Could you rewrite every line of the data below as a numbered list, skipping blank lines and leaving out the pictures?
-*-*-
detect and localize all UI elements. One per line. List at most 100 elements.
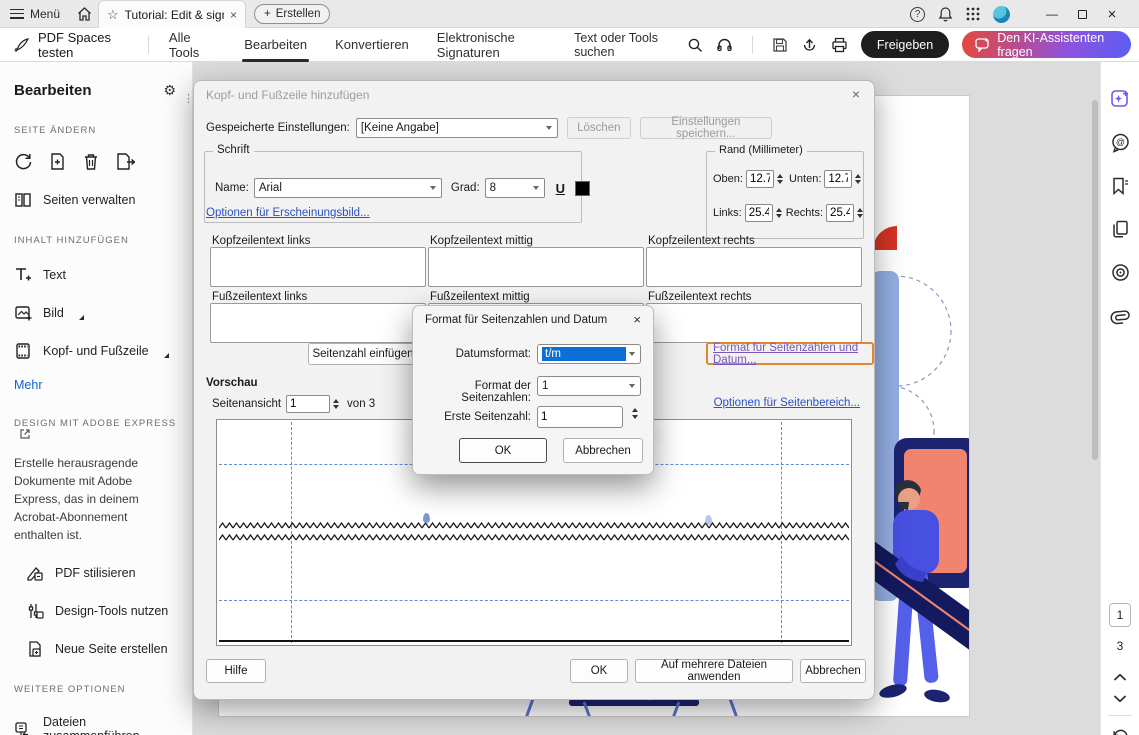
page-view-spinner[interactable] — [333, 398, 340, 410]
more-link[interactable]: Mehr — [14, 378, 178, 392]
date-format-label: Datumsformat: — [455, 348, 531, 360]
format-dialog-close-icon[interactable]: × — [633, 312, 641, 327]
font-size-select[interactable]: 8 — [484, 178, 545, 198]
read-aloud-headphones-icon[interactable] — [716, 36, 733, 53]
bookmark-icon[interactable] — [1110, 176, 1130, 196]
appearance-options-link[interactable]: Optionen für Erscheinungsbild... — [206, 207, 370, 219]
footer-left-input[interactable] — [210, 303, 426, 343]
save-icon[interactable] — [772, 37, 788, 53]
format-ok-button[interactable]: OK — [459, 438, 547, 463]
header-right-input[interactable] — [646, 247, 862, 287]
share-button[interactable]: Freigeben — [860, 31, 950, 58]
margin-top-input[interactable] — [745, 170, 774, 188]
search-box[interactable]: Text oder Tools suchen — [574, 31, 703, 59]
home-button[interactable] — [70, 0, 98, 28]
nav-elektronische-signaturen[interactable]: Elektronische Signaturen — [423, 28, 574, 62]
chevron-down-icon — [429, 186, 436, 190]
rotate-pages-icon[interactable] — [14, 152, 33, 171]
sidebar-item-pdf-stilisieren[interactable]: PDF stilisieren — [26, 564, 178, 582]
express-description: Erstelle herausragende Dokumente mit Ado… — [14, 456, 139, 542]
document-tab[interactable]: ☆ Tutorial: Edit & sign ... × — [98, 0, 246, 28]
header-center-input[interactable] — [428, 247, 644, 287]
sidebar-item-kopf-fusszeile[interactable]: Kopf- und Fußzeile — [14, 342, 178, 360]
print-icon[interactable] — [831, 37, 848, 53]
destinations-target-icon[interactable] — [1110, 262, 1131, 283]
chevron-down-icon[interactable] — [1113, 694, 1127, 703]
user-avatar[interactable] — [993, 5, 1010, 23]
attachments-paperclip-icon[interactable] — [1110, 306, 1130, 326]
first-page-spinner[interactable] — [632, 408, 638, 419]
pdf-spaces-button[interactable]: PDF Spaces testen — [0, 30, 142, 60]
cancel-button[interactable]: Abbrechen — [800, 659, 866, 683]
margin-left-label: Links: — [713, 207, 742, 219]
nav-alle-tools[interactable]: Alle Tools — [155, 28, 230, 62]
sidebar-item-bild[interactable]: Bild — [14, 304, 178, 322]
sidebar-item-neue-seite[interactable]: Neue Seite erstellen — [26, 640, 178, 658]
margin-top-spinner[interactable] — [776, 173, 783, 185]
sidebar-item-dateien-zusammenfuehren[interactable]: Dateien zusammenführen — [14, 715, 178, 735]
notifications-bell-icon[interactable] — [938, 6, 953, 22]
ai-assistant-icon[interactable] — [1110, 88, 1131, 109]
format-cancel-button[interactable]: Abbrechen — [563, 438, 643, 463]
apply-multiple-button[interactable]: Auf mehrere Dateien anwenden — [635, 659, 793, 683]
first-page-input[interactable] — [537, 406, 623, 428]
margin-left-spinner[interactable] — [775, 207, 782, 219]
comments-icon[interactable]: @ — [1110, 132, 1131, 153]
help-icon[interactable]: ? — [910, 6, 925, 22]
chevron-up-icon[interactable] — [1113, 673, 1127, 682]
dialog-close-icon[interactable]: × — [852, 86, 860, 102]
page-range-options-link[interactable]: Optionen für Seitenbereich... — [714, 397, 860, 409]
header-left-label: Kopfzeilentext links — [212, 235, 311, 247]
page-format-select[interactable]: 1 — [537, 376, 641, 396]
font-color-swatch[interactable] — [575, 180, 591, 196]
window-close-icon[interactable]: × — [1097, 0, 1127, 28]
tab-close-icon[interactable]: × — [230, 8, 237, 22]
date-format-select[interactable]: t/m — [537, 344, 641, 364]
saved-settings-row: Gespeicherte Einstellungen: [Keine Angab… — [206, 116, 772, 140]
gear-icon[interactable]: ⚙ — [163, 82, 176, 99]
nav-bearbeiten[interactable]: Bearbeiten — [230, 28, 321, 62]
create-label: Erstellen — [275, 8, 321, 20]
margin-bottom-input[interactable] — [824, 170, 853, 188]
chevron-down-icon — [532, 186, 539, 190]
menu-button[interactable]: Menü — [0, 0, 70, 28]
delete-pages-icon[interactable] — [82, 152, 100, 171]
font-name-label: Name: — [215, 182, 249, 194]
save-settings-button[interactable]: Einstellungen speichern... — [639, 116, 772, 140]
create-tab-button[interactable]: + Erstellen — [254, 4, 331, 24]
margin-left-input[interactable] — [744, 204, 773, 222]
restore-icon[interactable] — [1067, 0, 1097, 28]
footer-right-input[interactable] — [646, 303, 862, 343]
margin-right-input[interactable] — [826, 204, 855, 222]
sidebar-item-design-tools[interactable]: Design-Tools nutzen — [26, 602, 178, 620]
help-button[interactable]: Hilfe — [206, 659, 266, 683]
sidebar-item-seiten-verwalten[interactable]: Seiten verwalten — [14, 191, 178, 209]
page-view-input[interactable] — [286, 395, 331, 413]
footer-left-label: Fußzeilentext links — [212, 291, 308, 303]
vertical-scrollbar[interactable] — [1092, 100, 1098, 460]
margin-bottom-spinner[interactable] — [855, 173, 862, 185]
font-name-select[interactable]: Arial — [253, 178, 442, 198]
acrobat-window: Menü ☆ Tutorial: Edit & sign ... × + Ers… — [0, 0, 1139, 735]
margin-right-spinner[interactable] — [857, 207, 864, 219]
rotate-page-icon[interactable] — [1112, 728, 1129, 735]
-*-*-
Written answer.
1. detect and localize all UI elements. One per line. List at most 100 elements.
2. page-view-spinner[interactable] — [333, 398, 340, 410]
3. more-link[interactable]: Mehr — [14, 378, 178, 392]
4. date-format-label: Datumsformat: — [455, 348, 531, 360]
5. format-dialog-close-icon[interactable]: × — [633, 312, 641, 327]
6. font-size-select[interactable]: 8 — [484, 178, 545, 198]
7. read-aloud-headphones-icon[interactable] — [716, 36, 733, 53]
8. bookmark-icon[interactable] — [1110, 176, 1130, 196]
9. appearance-options-link[interactable]: Optionen für Erscheinungsbild... — [206, 207, 370, 219]
10. footer-left-input[interactable] — [210, 303, 426, 343]
11. save-icon[interactable] — [772, 37, 788, 53]
12. format-ok-button[interactable]: OK — [459, 438, 547, 463]
13. header-right-input[interactable] — [646, 247, 862, 287]
14. share-button[interactable]: Freigeben — [860, 31, 950, 58]
15. margin-top-input[interactable] — [745, 170, 774, 188]
16. search-box[interactable]: Text oder Tools suchen — [574, 31, 703, 59]
17. home-button[interactable] — [70, 0, 98, 28]
18. nav-elektronische-signaturen[interactable]: Elektronische Signaturen — [423, 28, 574, 62]
19. chevron-down-icon — [429, 186, 436, 190]
20. rotate-pages-icon[interactable] — [14, 152, 33, 171]
21. sidebar-item-pdf-stilisieren[interactable]: PDF stilisieren — [26, 564, 178, 582]
22. express-description: Erstelle herausragende Dokumente mit Ado… — [14, 456, 139, 542]
23. document-tab[interactable]: ☆ Tutorial: Edit & sign ... × — [98, 0, 246, 28]
24. header-center-input[interactable] — [428, 247, 644, 287]
25. sidebar-item-kopf-fusszeile[interactable]: Kopf- und Fußzeile — [14, 342, 178, 360]
26. print-icon[interactable] — [831, 37, 848, 53]
27. destinations-target-icon[interactable] — [1110, 262, 1131, 283]
28. chevron-down-icon[interactable] — [1113, 694, 1127, 703]
29. user-avatar[interactable] — [993, 5, 1010, 23]
30. attachments-paperclip-icon[interactable] — [1110, 306, 1130, 326]
31. first-page-spinner[interactable] — [632, 408, 638, 419]
32. pdf-spaces-button[interactable]: PDF Spaces testen — [0, 30, 142, 60]
33. cancel-button[interactable]: Abbrechen — [800, 659, 866, 683]
34. margin-left-label: Links: — [713, 207, 742, 219]
35. nav-alle-tools[interactable]: Alle Tools — [155, 28, 230, 62]
36. sidebar-item-bild[interactable]: Bild — [14, 304, 178, 322]
37. sidebar-item-neue-seite[interactable]: Neue Seite erstellen — [26, 640, 178, 658]
38. margin-top-spinner[interactable] — [776, 173, 783, 185]
39. sidebar-item-dateien-zusammenfuehren[interactable]: Dateien zusammenführen — [14, 715, 178, 735]
40. notifications-bell-icon[interactable] — [938, 6, 953, 22]
41. ai-assistant-icon[interactable] — [1110, 88, 1131, 109]
42. format-cancel-button[interactable]: Abbrechen — [563, 438, 643, 463]
43. apply-multiple-button[interactable]: Auf mehrere Dateien anwenden — [635, 659, 793, 683]
44. first-page-input[interactable] — [537, 406, 623, 428]
45. margin-left-spinner[interactable] — [775, 207, 782, 219]
46. comments-icon[interactable]: @ — [1110, 132, 1131, 153]
47. help-icon[interactable]: ? — [910, 6, 925, 22]
48. chevron-up-icon[interactable] — [1113, 673, 1127, 682]
49. dialog-close-icon[interactable]: × — [852, 86, 860, 102]
50. page-range-options-link[interactable]: Optionen für Seitenbereich... — [714, 397, 860, 409]
51. header-left-label: Kopfzeilentext links — [212, 235, 311, 247]
52. page-format-select[interactable]: 1 — [537, 376, 641, 396]
53. font-color-swatch[interactable] — [575, 180, 591, 196]
54. window-close-icon[interactable]: × — [1097, 0, 1127, 28]
55. tab-close-icon[interactable]: × — [230, 8, 237, 22]
56. date-format-select[interactable]: t/m — [537, 344, 641, 364]
57. saved-settings-row: Gespeicherte Einstellungen: [Keine Angab… — [206, 116, 772, 140]
58. gear-icon[interactable]: ⚙ — [163, 82, 176, 99]
59. nav-bearbeiten[interactable]: Bearbeiten — [230, 28, 321, 62]
60. create-label: Erstellen — [275, 8, 321, 20]
61. margin-bottom-input[interactable] — [824, 170, 853, 188]
62. chevron-down-icon — [532, 186, 539, 190]
63. menu-button[interactable]: Menü — [0, 0, 70, 28]
64. delete-pages-icon[interactable] — [82, 152, 100, 171]
65. font-name-label: Name: — [215, 182, 249, 194]
66. save-settings-button[interactable]: Einstellungen speichern... — [639, 116, 772, 140]
67. create-tab-button[interactable]: + Erstellen — [254, 4, 331, 24]
68. margin-left-input[interactable] — [744, 204, 773, 222]
69. restore-icon[interactable] — [1067, 0, 1097, 28]
70. footer-right-input[interactable] — [646, 303, 862, 343]
71. margin-right-input[interactable] — [826, 204, 855, 222]
72. sidebar-item-design-tools[interactable]: Design-Tools nutzen — [26, 602, 178, 620]
73. help-button[interactable]: Hilfe — [206, 659, 266, 683]
74. sidebar-item-seiten-verwalten[interactable]: Seiten verwalten — [14, 191, 178, 209]
75. page-view-input[interactable] — [286, 395, 331, 413]
76. footer-left-label: Fußzeilentext links — [212, 291, 308, 303]
77. vertical-scrollbar[interactable] — [1092, 100, 1098, 460]
78. margin-bottom-spinner[interactable] — [855, 173, 862, 185]
79. font-name-select[interactable]: Arial — [253, 178, 442, 198]
80. acrobat-window: Menü ☆ Tutorial: Edit & sign ... × + Ers… — [0, 0, 1139, 735]
81. margin-right-spinner[interactable] — [857, 207, 864, 219]
82. rotate-page-icon[interactable] — [1112, 728, 1129, 735]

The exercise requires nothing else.